§ **Entries**

□ □ □ □

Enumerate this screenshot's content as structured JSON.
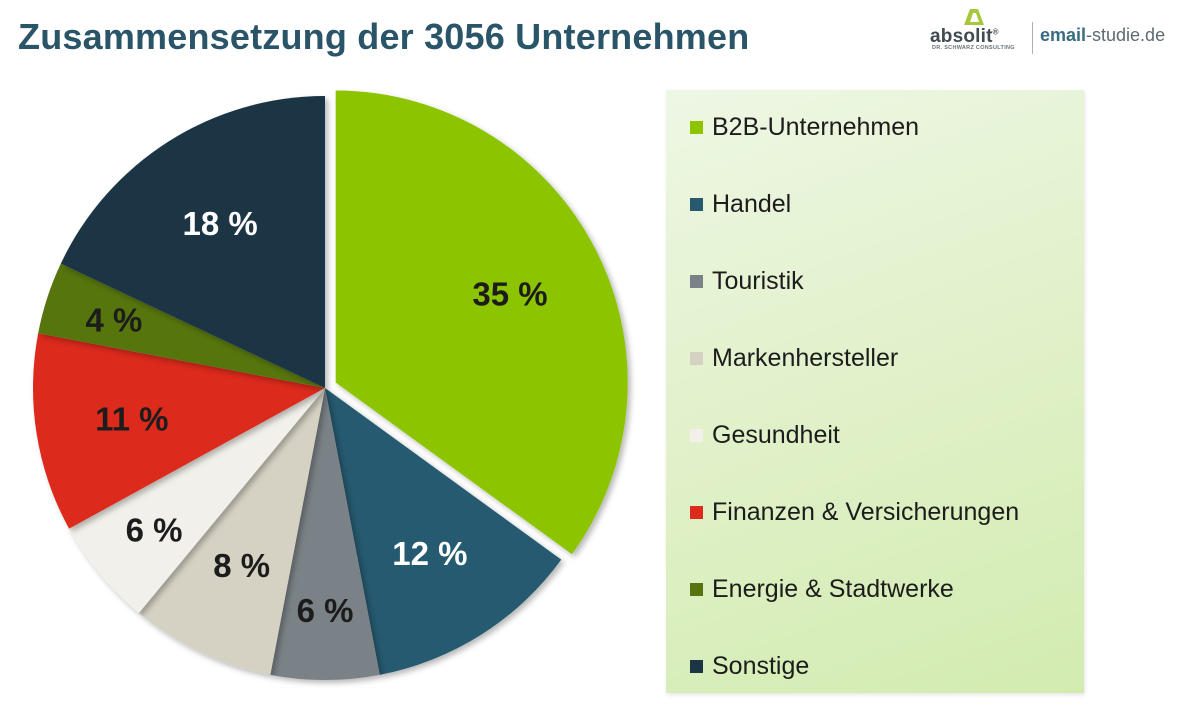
{
  "title": "Zusammensetzung der 3056 Unternehmen",
  "logo": {
    "brand": "absolit",
    "brand_mark": "®",
    "sub": "DR. SCHWARZ CONSULTING",
    "site_bold": "email",
    "site_rest": "-studie.de"
  },
  "chart_data": {
    "type": "pie",
    "title": "Zusammensetzung der 3056 Unternehmen",
    "legend_position": "right",
    "slices": [
      {
        "label": "B2B-Unternehmen",
        "value": 35,
        "display": "35 %",
        "color": "#8dc400",
        "label_color": "#1c1c1c",
        "exploded": true
      },
      {
        "label": "Handel",
        "value": 12,
        "display": "12 %",
        "color": "#285a6f",
        "label_color": "#ffffff"
      },
      {
        "label": "Touristik",
        "value": 6,
        "display": "6 %",
        "color": "#7a8287",
        "label_color": "#1c1c1c"
      },
      {
        "label": "Markenhersteller",
        "value": 8,
        "display": "8 %",
        "color": "#d5d1c3",
        "label_color": "#1c1c1c"
      },
      {
        "label": "Gesundheit",
        "value": 6,
        "display": "6 %",
        "color": "#f1f0ea",
        "label_color": "#1c1c1c"
      },
      {
        "label": "Finanzen & Versicherungen",
        "value": 11,
        "display": "11 %",
        "color": "#dc2a1c",
        "label_color": "#1c1c1c"
      },
      {
        "label": "Energie & Stadtwerke",
        "value": 4,
        "display": "4 %",
        "color": "#577410",
        "label_color": "#1c1c1c"
      },
      {
        "label": "Sonstige",
        "value": 18,
        "display": "18 %",
        "color": "#1b3545",
        "label_color": "#ffffff"
      }
    ]
  }
}
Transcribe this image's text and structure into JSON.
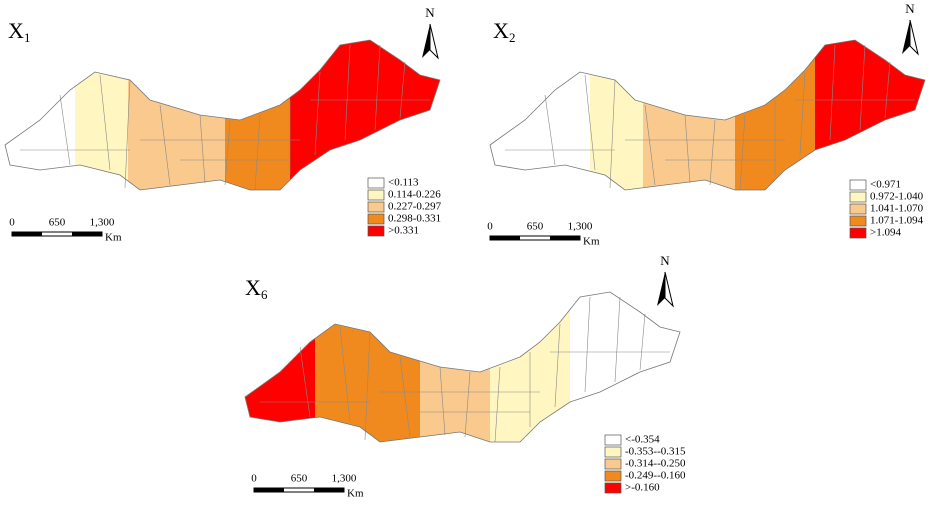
{
  "maps": [
    {
      "label": "X",
      "subscript": "1",
      "north": "N",
      "legend": [
        "<0.113",
        "0.114-0.226",
        "0.227-0.297",
        "0.298-0.331",
        ">0.331"
      ],
      "colors": [
        "#ffffff",
        "#fff6c2",
        "#f9c98d",
        "#f08a1e",
        "#ff0000"
      ],
      "scale": {
        "ticks": [
          "0",
          "650",
          "1,300"
        ],
        "unit": "Km"
      }
    },
    {
      "label": "X",
      "subscript": "2",
      "north": "N",
      "legend": [
        "<0.971",
        "0.972-1.040",
        "1.041-1.070",
        "1.071-1.094",
        ">1.094"
      ],
      "colors": [
        "#ffffff",
        "#fff6c2",
        "#f9c98d",
        "#f08a1e",
        "#ff0000"
      ],
      "scale": {
        "ticks": [
          "0",
          "650",
          "1,300"
        ],
        "unit": "Km"
      }
    },
    {
      "label": "X",
      "subscript": "6",
      "north": "N",
      "legend": [
        "<-0.354",
        "-0.353--0.315",
        "-0.314--0.250",
        "-0.249--0.160",
        ">-0.160"
      ],
      "colors": [
        "#ffffff",
        "#fff6c2",
        "#f9c98d",
        "#f08a1e",
        "#ff0000"
      ],
      "scale": {
        "ticks": [
          "0",
          "650",
          "1,300"
        ],
        "unit": "Km"
      }
    }
  ]
}
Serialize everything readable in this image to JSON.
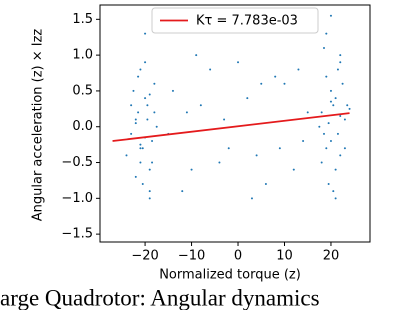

□ □ □ □

§ **Exercise requirements**
Which lines in the data above contain "Unternehmen"? Show each one.

§ **In response**
  "title": "Zusammensetzung der 3056 Unternehmen",
    "title": "Zusammensetzung der 3056 Unternehmen",
        "label": "B2B-Unternehmen",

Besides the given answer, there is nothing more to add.